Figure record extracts
..........

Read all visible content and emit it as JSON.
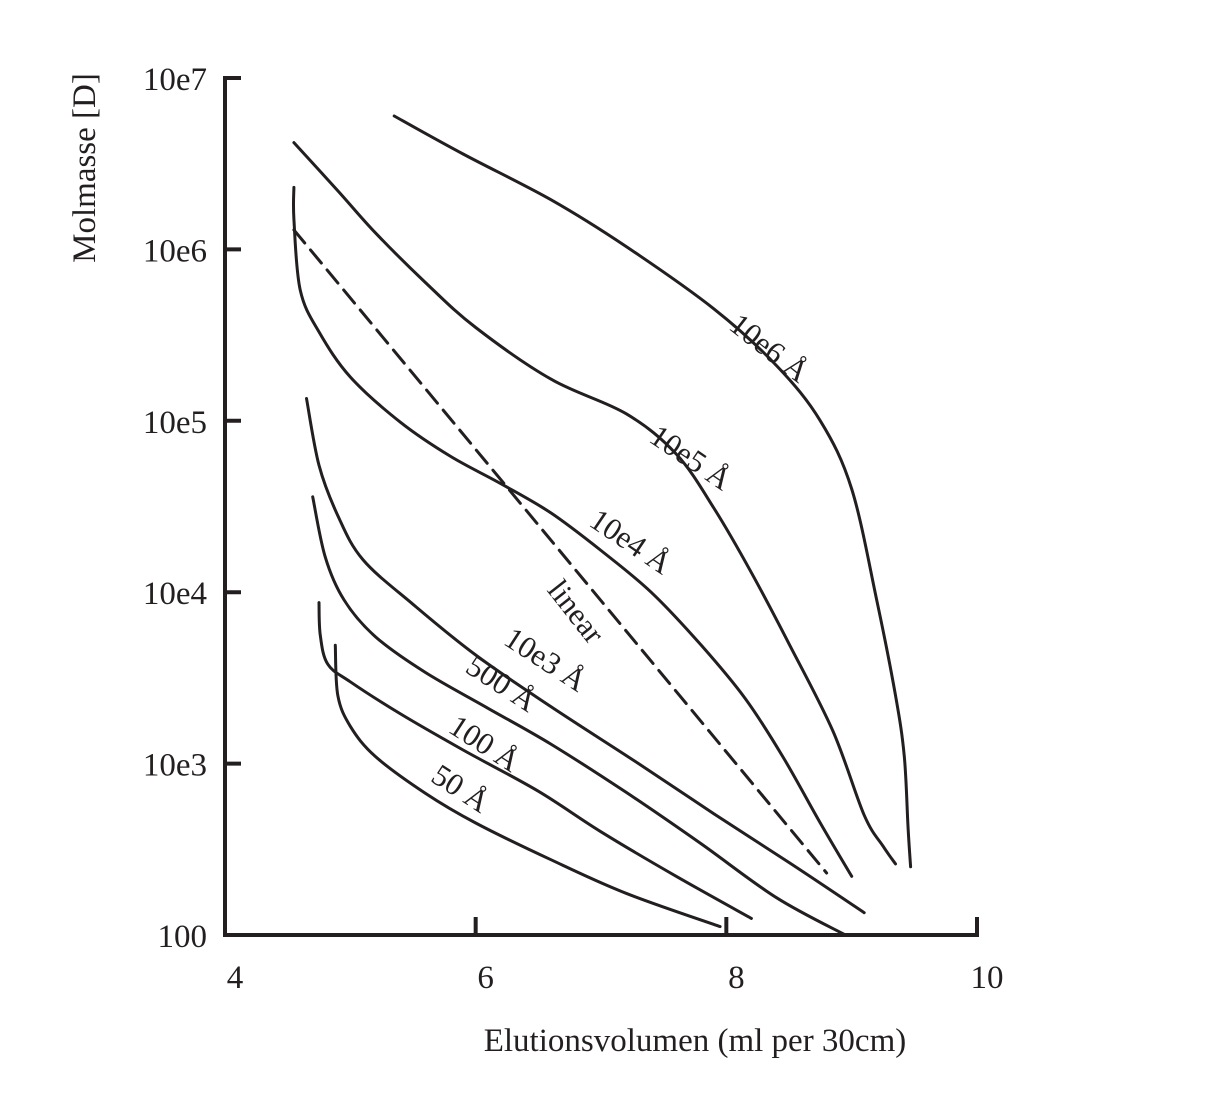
{
  "chart_data": {
    "type": "line",
    "title": "",
    "xlabel": "Elutionsvolumen (ml per 30cm)",
    "ylabel": "Molmasse [D]",
    "xlim": [
      4,
      10
    ],
    "ylim": [
      100,
      10000000
    ],
    "yscale": "log",
    "grid": false,
    "legend": "none (inline curve labels)",
    "x_ticks": [
      {
        "value": 4,
        "label": "4"
      },
      {
        "value": 6,
        "label": "6"
      },
      {
        "value": 8,
        "label": "8"
      },
      {
        "value": 10,
        "label": "10"
      }
    ],
    "y_ticks": [
      {
        "value": 100,
        "label": "100"
      },
      {
        "value": 1000,
        "label": "10e3"
      },
      {
        "value": 10000,
        "label": "10e4"
      },
      {
        "value": 100000,
        "label": "10e5"
      },
      {
        "value": 1000000,
        "label": "10e6"
      },
      {
        "value": 10000000,
        "label": "10e7"
      }
    ],
    "series": [
      {
        "name": "10e6 Å",
        "style": "solid",
        "points": [
          [
            5.35,
            6000000
          ],
          [
            5.9,
            3600000
          ],
          [
            6.6,
            1950000
          ],
          [
            7.2,
            1040000
          ],
          [
            7.9,
            450000
          ],
          [
            8.4,
            210000
          ],
          [
            8.75,
            100000
          ],
          [
            9.0,
            40000
          ],
          [
            9.2,
            9000
          ],
          [
            9.35,
            2500
          ],
          [
            9.42,
            1100
          ],
          [
            9.45,
            420
          ],
          [
            9.47,
            250
          ]
        ]
      },
      {
        "name": "10e5 Å",
        "style": "solid",
        "points": [
          [
            4.55,
            4200000
          ],
          [
            4.9,
            2200000
          ],
          [
            5.2,
            1250000
          ],
          [
            5.6,
            640000
          ],
          [
            6.0,
            350000
          ],
          [
            6.6,
            175000
          ],
          [
            7.2,
            110000
          ],
          [
            7.6,
            64000
          ],
          [
            7.9,
            31000
          ],
          [
            8.2,
            13000
          ],
          [
            8.5,
            5000
          ],
          [
            8.85,
            1550
          ],
          [
            9.1,
            500
          ],
          [
            9.25,
            330
          ],
          [
            9.35,
            260
          ]
        ]
      },
      {
        "name": "10e4 Å",
        "style": "solid",
        "points": [
          [
            4.55,
            2300000
          ],
          [
            4.55,
            1500000
          ],
          [
            4.6,
            580000
          ],
          [
            4.75,
            330000
          ],
          [
            5.0,
            180000
          ],
          [
            5.4,
            98000
          ],
          [
            5.8,
            62000
          ],
          [
            6.2,
            43000
          ],
          [
            6.6,
            29000
          ],
          [
            7.0,
            17500
          ],
          [
            7.4,
            10000
          ],
          [
            7.8,
            4900
          ],
          [
            8.15,
            2400
          ],
          [
            8.45,
            1100
          ],
          [
            8.75,
            450
          ],
          [
            9.0,
            220
          ]
        ]
      },
      {
        "name": "10e3 Å",
        "style": "solid",
        "points": [
          [
            4.65,
            135000
          ],
          [
            4.75,
            55000
          ],
          [
            4.9,
            28000
          ],
          [
            5.1,
            15500
          ],
          [
            5.5,
            8500
          ],
          [
            6.0,
            4300
          ],
          [
            6.6,
            2150
          ],
          [
            7.3,
            1000
          ],
          [
            7.9,
            510
          ],
          [
            8.5,
            265
          ],
          [
            9.1,
            135
          ]
        ]
      },
      {
        "name": "500 Å",
        "style": "solid",
        "points": [
          [
            4.7,
            36000
          ],
          [
            4.8,
            16000
          ],
          [
            4.95,
            9000
          ],
          [
            5.2,
            5500
          ],
          [
            5.6,
            3400
          ],
          [
            6.1,
            2100
          ],
          [
            6.6,
            1300
          ],
          [
            7.2,
            680
          ],
          [
            7.8,
            340
          ],
          [
            8.4,
            165
          ],
          [
            8.95,
            100
          ]
        ]
      },
      {
        "name": "100 Å",
        "style": "solid",
        "points": [
          [
            4.75,
            8700
          ],
          [
            4.76,
            5600
          ],
          [
            4.82,
            3800
          ],
          [
            5.0,
            3000
          ],
          [
            5.4,
            1950
          ],
          [
            5.9,
            1200
          ],
          [
            6.5,
            690
          ],
          [
            7.0,
            400
          ],
          [
            7.6,
            220
          ],
          [
            8.2,
            125
          ]
        ]
      },
      {
        "name": "50 Å",
        "style": "solid",
        "points": [
          [
            4.88,
            4900
          ],
          [
            4.9,
            2500
          ],
          [
            5.0,
            1650
          ],
          [
            5.2,
            1100
          ],
          [
            5.6,
            670
          ],
          [
            6.0,
            450
          ],
          [
            6.6,
            275
          ],
          [
            7.2,
            175
          ],
          [
            7.95,
            112
          ]
        ]
      },
      {
        "name": "linear",
        "style": "dashed",
        "points": [
          [
            4.55,
            1300000
          ],
          [
            8.8,
            230
          ]
        ]
      }
    ],
    "curve_labels": [
      {
        "series": "10e6 Å",
        "text": "10e6 Å"
      },
      {
        "series": "10e5 Å",
        "text": "10e5 Å"
      },
      {
        "series": "10e4 Å",
        "text": "10e4 Å"
      },
      {
        "series": "linear",
        "text": "linear"
      },
      {
        "series": "10e3 Å",
        "text": "10e3 Å"
      },
      {
        "series": "500 Å",
        "text": "500 Å"
      },
      {
        "series": "100 Å",
        "text": "100 Å"
      },
      {
        "series": "50 Å",
        "text": "50 Å"
      }
    ],
    "colors": {
      "ink": "#231f20",
      "background": "#ffffff"
    }
  }
}
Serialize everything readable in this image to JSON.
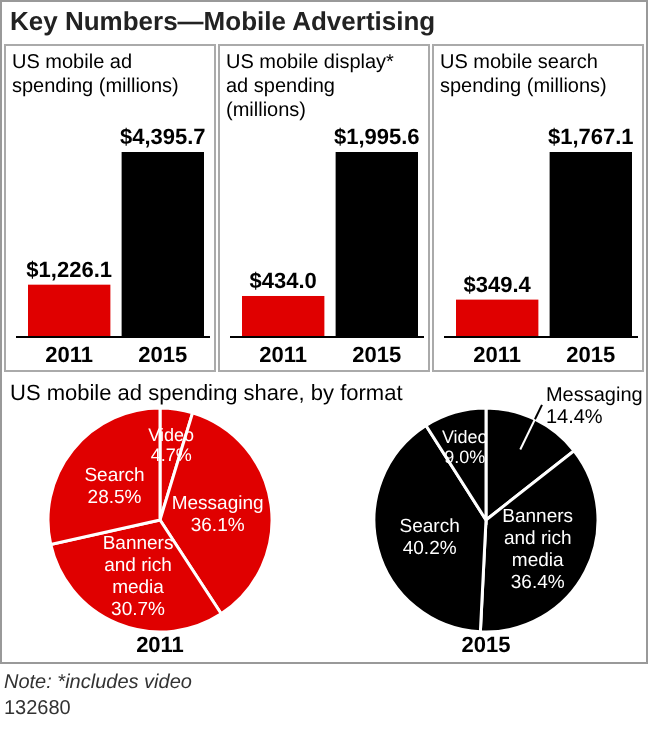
{
  "chart_data": [
    {
      "type": "bar",
      "title": "US mobile ad spending (millions)",
      "annotations": [
        "Key Numbers—Mobile Advertising"
      ],
      "categories": [
        "2011",
        "2015"
      ],
      "values": [
        1226.1,
        4395.7
      ],
      "colors": [
        "#e00000",
        "#000000"
      ],
      "value_labels": [
        "$1,226.1",
        "$4,395.7"
      ]
    },
    {
      "type": "bar",
      "title": "US mobile display* ad spending (millions)",
      "categories": [
        "2011",
        "2015"
      ],
      "values": [
        434.0,
        1995.6
      ],
      "colors": [
        "#e00000",
        "#000000"
      ],
      "value_labels": [
        "$434.0",
        "$1,995.6"
      ]
    },
    {
      "type": "bar",
      "title": "US mobile search spending (millions)",
      "categories": [
        "2011",
        "2015"
      ],
      "values": [
        349.4,
        1767.1
      ],
      "colors": [
        "#e00000",
        "#000000"
      ],
      "value_labels": [
        "$349.4",
        "$1,767.1"
      ]
    },
    {
      "type": "pie",
      "title": "US mobile ad spending share, by format",
      "xlabel": "2011",
      "categories": [
        "Video",
        "Messaging",
        "Banners and rich media",
        "Search"
      ],
      "values": [
        4.7,
        36.1,
        30.7,
        28.5
      ],
      "value_labels": [
        "4.7%",
        "36.1%",
        "30.7%",
        "28.5%"
      ],
      "colors": [
        "#e00000",
        "#e00000",
        "#e00000",
        "#e00000"
      ]
    },
    {
      "type": "pie",
      "xlabel": "2015",
      "categories": [
        "Messaging",
        "Banners and rich media",
        "Search",
        "Video"
      ],
      "values": [
        14.4,
        36.4,
        40.2,
        9.0
      ],
      "value_labels": [
        "14.4%",
        "36.4%",
        "40.2%",
        "9.0%"
      ],
      "colors": [
        "#000000",
        "#000000",
        "#000000",
        "#000000"
      ],
      "annotations": [
        "Note: *includes video",
        "132680"
      ]
    }
  ]
}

..........

Retype every entry verbatim and exclude the pictures from the copy.

* _Response to the exercise_:
Read all visible content and emit it as JSON.
{
  "chart_data": {
    "type": "line",
    "title": "",
    "xlabel": "Elutionsvolumen (ml per 30cm)",
    "ylabel": "Molmasse [D]",
    "xlim": [
      4,
      10
    ],
    "ylim": [
      100,
      10000000
    ],
    "yscale": "log",
    "grid": false,
    "legend": "none (inline curve labels)",
    "x_ticks": [
      {
        "value": 4,
        "label": "4"
      },
      {
        "value": 6,
        "label": "6"
      },
      {
        "value": 8,
        "label": "8"
      },
      {
        "value": 10,
        "label": "10"
      }
    ],
    "y_ticks": [
      {
        "value": 100,
        "label": "100"
      },
      {
        "value": 1000,
        "label": "10e3"
      },
      {
        "value": 10000,
        "label": "10e4"
      },
      {
        "value": 100000,
        "label": "10e5"
      },
      {
        "value": 1000000,
        "label": "10e6"
      },
      {
        "value": 10000000,
        "label": "10e7"
      }
    ],
    "series": [
      {
        "name": "10e6 Å",
        "style": "solid",
        "points": [
          [
            5.35,
            6000000
          ],
          [
            5.9,
            3600000
          ],
          [
            6.6,
            1950000
          ],
          [
            7.2,
            1040000
          ],
          [
            7.9,
            450000
          ],
          [
            8.4,
            210000
          ],
          [
            8.75,
            100000
          ],
          [
            9.0,
            40000
          ],
          [
            9.2,
            9000
          ],
          [
            9.35,
            2500
          ],
          [
            9.42,
            1100
          ],
          [
            9.45,
            420
          ],
          [
            9.47,
            250
          ]
        ]
      },
      {
        "name": "10e5 Å",
        "style": "solid",
        "points": [
          [
            4.55,
            4200000
          ],
          [
            4.9,
            2200000
          ],
          [
            5.2,
            1250000
          ],
          [
            5.6,
            640000
          ],
          [
            6.0,
            350000
          ],
          [
            6.6,
            175000
          ],
          [
            7.2,
            110000
          ],
          [
            7.6,
            64000
          ],
          [
            7.9,
            31000
          ],
          [
            8.2,
            13000
          ],
          [
            8.5,
            5000
          ],
          [
            8.85,
            1550
          ],
          [
            9.1,
            500
          ],
          [
            9.25,
            330
          ],
          [
            9.35,
            260
          ]
        ]
      },
      {
        "name": "10e4 Å",
        "style": "solid",
        "points": [
          [
            4.55,
            2300000
          ],
          [
            4.55,
            1500000
          ],
          [
            4.6,
            580000
          ],
          [
            4.75,
            330000
          ],
          [
            5.0,
            180000
          ],
          [
            5.4,
            98000
          ],
          [
            5.8,
            62000
          ],
          [
            6.2,
            43000
          ],
          [
            6.6,
            29000
          ],
          [
            7.0,
            17500
          ],
          [
            7.4,
            10000
          ],
          [
            7.8,
            4900
          ],
          [
            8.15,
            2400
          ],
          [
            8.45,
            1100
          ],
          [
            8.75,
            450
          ],
          [
            9.0,
            220
          ]
        ]
      },
      {
        "name": "10e3 Å",
        "style": "solid",
        "points": [
          [
            4.65,
            135000
          ],
          [
            4.75,
            55000
          ],
          [
            4.9,
            28000
          ],
          [
            5.1,
            15500
          ],
          [
            5.5,
            8500
          ],
          [
            6.0,
            4300
          ],
          [
            6.6,
            2150
          ],
          [
            7.3,
            1000
          ],
          [
            7.9,
            510
          ],
          [
            8.5,
            265
          ],
          [
            9.1,
            135
          ]
        ]
      },
      {
        "name": "500 Å",
        "style": "solid",
        "points": [
          [
            4.7,
            36000
          ],
          [
            4.8,
            16000
          ],
          [
            4.95,
            9000
          ],
          [
            5.2,
            5500
          ],
          [
            5.6,
            3400
          ],
          [
            6.1,
            2100
          ],
          [
            6.6,
            1300
          ],
          [
            7.2,
            680
          ],
          [
            7.8,
            340
          ],
          [
            8.4,
            165
          ],
          [
            8.95,
            100
          ]
        ]
      },
      {
        "name": "100 Å",
        "style": "solid",
        "points": [
          [
            4.75,
            8700
          ],
          [
            4.76,
            5600
          ],
          [
            4.82,
            3800
          ],
          [
            5.0,
            3000
          ],
          [
            5.4,
            1950
          ],
          [
            5.9,
            1200
          ],
          [
            6.5,
            690
          ],
          [
            7.0,
            400
          ],
          [
            7.6,
            220
          ],
          [
            8.2,
            125
          ]
        ]
      },
      {
        "name": "50 Å",
        "style": "solid",
        "points": [
          [
            4.88,
            4900
          ],
          [
            4.9,
            2500
          ],
          [
            5.0,
            1650
          ],
          [
            5.2,
            1100
          ],
          [
            5.6,
            670
          ],
          [
            6.0,
            450
          ],
          [
            6.6,
            275
          ],
          [
            7.2,
            175
          ],
          [
            7.95,
            112
          ]
        ]
      },
      {
        "name": "linear",
        "style": "dashed",
        "points": [
          [
            4.55,
            1300000
          ],
          [
            8.8,
            230
          ]
        ]
      }
    ],
    "curve_labels": [
      {
        "series": "10e6 Å",
        "text": "10e6 Å"
      },
      {
        "series": "10e5 Å",
        "text": "10e5 Å"
      },
      {
        "series": "10e4 Å",
        "text": "10e4 Å"
      },
      {
        "series": "linear",
        "text": "linear"
      },
      {
        "series": "10e3 Å",
        "text": "10e3 Å"
      },
      {
        "series": "500 Å",
        "text": "500 Å"
      },
      {
        "series": "100 Å",
        "text": "100 Å"
      },
      {
        "series": "50 Å",
        "text": "50 Å"
      }
    ],
    "colors": {
      "ink": "#231f20",
      "background": "#ffffff"
    }
  }
}
Serialize everything readable in this image to JSON.
{
  "chart_data": [
    {
      "type": "bar",
      "title": "US mobile ad spending (millions)",
      "annotations": [
        "Key Numbers—Mobile Advertising"
      ],
      "categories": [
        "2011",
        "2015"
      ],
      "values": [
        1226.1,
        4395.7
      ],
      "colors": [
        "#e00000",
        "#000000"
      ],
      "value_labels": [
        "$1,226.1",
        "$4,395.7"
      ]
    },
    {
      "type": "bar",
      "title": "US mobile display* ad spending (millions)",
      "categories": [
        "2011",
        "2015"
      ],
      "values": [
        434.0,
        1995.6
      ],
      "colors": [
        "#e00000",
        "#000000"
      ],
      "value_labels": [
        "$434.0",
        "$1,995.6"
      ]
    },
    {
      "type": "bar",
      "title": "US mobile search spending (millions)",
      "categories": [
        "2011",
        "2015"
      ],
      "values": [
        349.4,
        1767.1
      ],
      "colors": [
        "#e00000",
        "#000000"
      ],
      "value_labels": [
        "$349.4",
        "$1,767.1"
      ]
    },
    {
      "type": "pie",
      "title": "US mobile ad spending share, by format",
      "xlabel": "2011",
      "categories": [
        "Video",
        "Messaging",
        "Banners and rich media",
        "Search"
      ],
      "values": [
        4.7,
        36.1,
        30.7,
        28.5
      ],
      "value_labels": [
        "4.7%",
        "36.1%",
        "30.7%",
        "28.5%"
      ],
      "colors": [
        "#e00000",
        "#e00000",
        "#e00000",
        "#e00000"
      ]
    },
    {
      "type": "pie",
      "xlabel": "2015",
      "categories": [
        "Messaging",
        "Banners and rich media",
        "Search",
        "Video"
      ],
      "values": [
        14.4,
        36.4,
        40.2,
        9.0
      ],
      "value_labels": [
        "14.4%",
        "36.4%",
        "40.2%",
        "9.0%"
      ],
      "colors": [
        "#000000",
        "#000000",
        "#000000",
        "#000000"
      ],
      "annotations": [
        "Note: *includes video",
        "132680"
      ]
    }
  ]
}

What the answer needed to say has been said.